- [Task goal]
Find all lines in the records that include the word "CAPE", and copy them out.
---*---
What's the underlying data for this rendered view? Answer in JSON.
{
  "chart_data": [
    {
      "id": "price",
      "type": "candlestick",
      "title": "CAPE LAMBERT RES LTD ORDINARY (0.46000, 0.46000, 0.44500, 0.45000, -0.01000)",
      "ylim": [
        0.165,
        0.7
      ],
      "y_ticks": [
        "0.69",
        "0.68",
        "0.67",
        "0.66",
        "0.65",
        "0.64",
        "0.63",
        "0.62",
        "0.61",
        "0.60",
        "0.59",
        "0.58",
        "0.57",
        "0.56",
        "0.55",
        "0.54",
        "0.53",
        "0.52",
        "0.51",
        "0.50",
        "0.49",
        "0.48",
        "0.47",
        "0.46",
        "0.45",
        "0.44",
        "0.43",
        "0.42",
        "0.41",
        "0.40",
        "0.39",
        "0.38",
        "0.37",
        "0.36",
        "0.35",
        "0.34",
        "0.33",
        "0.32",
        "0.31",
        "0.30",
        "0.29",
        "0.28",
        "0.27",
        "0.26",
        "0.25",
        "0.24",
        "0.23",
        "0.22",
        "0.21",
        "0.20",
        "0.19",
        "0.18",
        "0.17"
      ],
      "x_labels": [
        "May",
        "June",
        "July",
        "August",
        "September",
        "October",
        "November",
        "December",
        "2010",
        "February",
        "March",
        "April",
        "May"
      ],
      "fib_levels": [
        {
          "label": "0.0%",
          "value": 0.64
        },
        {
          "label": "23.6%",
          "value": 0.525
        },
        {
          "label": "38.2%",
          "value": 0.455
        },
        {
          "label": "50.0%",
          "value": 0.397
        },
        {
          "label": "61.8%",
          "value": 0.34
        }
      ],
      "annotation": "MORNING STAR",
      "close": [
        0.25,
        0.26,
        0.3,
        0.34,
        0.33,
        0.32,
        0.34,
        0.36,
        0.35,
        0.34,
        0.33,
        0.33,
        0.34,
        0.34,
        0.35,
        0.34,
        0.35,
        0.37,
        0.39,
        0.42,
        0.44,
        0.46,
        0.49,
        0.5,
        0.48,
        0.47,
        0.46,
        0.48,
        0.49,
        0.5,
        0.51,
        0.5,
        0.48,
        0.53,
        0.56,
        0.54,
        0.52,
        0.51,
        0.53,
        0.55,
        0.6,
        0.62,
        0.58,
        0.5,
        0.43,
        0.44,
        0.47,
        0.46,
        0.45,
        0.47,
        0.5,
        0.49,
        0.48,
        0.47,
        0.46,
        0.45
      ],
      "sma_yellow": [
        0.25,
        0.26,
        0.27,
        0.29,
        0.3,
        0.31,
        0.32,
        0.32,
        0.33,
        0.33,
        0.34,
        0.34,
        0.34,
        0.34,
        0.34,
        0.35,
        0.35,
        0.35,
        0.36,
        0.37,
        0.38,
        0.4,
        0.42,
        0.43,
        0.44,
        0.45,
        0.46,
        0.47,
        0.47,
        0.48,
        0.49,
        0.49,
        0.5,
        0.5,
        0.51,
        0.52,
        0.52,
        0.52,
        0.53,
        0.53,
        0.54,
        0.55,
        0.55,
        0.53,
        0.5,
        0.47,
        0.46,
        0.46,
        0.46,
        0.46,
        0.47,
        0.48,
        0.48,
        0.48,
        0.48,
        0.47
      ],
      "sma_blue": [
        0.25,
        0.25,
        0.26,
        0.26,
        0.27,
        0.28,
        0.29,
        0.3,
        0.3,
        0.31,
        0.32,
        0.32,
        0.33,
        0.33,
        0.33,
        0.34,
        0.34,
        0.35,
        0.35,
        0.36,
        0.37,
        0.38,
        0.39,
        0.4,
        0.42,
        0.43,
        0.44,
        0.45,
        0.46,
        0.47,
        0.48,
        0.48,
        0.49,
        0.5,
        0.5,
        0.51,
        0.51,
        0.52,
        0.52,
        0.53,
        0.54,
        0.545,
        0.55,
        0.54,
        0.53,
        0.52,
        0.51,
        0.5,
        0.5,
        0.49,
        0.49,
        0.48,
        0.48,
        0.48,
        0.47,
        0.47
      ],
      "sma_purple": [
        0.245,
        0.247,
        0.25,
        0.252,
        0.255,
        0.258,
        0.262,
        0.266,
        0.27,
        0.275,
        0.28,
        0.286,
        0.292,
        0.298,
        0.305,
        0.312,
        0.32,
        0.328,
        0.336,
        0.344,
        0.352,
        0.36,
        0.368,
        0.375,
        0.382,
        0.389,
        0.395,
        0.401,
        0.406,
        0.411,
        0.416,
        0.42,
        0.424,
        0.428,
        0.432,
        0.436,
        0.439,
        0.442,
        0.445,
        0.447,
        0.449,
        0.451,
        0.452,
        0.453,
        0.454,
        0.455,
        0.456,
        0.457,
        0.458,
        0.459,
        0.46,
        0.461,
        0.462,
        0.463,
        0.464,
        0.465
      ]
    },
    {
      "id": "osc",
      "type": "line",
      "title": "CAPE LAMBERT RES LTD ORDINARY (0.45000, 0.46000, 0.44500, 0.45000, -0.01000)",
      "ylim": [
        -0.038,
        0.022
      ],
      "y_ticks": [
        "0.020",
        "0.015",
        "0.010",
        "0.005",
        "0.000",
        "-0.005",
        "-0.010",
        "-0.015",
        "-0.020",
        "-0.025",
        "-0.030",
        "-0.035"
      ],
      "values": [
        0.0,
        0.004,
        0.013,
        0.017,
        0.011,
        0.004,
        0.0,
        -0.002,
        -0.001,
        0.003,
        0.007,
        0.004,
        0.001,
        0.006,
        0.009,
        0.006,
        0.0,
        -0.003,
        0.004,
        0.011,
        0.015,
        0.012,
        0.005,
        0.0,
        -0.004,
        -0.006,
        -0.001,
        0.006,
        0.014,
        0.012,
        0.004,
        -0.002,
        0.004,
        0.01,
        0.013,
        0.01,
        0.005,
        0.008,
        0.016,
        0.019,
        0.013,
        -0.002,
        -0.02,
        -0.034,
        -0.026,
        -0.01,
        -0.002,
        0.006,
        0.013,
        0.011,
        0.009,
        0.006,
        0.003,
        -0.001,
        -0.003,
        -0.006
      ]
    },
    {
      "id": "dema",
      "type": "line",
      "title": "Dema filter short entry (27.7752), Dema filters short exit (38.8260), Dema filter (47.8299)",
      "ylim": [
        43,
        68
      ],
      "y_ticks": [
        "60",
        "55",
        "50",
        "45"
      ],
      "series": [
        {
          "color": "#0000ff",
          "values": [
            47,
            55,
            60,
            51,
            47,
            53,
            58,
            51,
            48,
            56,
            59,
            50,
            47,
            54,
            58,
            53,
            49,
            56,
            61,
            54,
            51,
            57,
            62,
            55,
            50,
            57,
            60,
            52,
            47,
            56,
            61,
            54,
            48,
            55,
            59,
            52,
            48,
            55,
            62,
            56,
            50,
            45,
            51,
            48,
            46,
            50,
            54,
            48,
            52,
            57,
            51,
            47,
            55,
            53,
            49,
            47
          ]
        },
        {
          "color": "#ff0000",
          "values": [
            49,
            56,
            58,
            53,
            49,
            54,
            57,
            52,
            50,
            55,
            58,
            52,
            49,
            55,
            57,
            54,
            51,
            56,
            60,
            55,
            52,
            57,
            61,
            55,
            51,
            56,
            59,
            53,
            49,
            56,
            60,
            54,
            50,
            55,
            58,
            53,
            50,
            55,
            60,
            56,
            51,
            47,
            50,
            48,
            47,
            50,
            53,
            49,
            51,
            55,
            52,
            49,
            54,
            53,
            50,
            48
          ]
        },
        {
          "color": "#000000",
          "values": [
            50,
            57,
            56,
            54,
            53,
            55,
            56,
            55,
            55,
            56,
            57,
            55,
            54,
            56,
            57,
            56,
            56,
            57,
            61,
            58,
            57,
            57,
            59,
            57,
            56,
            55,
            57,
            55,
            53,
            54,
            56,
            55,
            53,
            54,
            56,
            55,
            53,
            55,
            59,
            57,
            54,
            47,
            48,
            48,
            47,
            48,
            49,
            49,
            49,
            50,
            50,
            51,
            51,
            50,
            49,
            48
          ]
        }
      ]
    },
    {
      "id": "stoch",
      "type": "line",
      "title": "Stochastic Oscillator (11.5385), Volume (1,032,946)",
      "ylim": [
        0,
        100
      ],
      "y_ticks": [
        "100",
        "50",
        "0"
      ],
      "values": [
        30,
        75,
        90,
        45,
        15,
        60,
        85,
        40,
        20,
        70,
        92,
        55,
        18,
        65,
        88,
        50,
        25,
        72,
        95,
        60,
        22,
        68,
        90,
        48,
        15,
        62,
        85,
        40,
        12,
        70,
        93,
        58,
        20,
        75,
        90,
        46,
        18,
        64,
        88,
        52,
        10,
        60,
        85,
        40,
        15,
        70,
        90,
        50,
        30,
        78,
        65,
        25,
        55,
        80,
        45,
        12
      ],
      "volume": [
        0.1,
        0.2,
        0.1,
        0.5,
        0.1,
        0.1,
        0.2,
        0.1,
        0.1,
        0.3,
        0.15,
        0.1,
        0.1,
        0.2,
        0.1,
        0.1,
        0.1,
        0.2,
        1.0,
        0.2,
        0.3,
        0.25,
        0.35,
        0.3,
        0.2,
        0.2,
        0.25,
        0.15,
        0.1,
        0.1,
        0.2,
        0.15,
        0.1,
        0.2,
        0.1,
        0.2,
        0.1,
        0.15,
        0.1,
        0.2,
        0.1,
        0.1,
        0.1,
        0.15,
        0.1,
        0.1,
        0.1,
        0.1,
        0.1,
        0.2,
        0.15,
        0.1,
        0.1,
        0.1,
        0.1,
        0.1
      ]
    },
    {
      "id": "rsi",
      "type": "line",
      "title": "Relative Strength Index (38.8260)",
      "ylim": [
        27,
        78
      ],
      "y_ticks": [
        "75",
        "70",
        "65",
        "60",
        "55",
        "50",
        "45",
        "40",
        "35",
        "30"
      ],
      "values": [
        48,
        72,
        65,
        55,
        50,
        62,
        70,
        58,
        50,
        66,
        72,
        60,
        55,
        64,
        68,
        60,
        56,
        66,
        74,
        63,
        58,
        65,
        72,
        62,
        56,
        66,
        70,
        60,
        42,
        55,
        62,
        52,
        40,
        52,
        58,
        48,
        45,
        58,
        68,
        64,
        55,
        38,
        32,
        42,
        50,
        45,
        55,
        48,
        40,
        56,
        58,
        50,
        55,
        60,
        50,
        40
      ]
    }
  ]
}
---*---
- [Final result]
      "title": "CAPE LAMBERT RES LTD ORDINARY (0.46000, 0.46000, 0.44500, 0.45000, -0.01000)",
      "title": "CAPE LAMBERT RES LTD ORDINARY (0.45000, 0.46000, 0.44500, 0.45000, -0.01000)",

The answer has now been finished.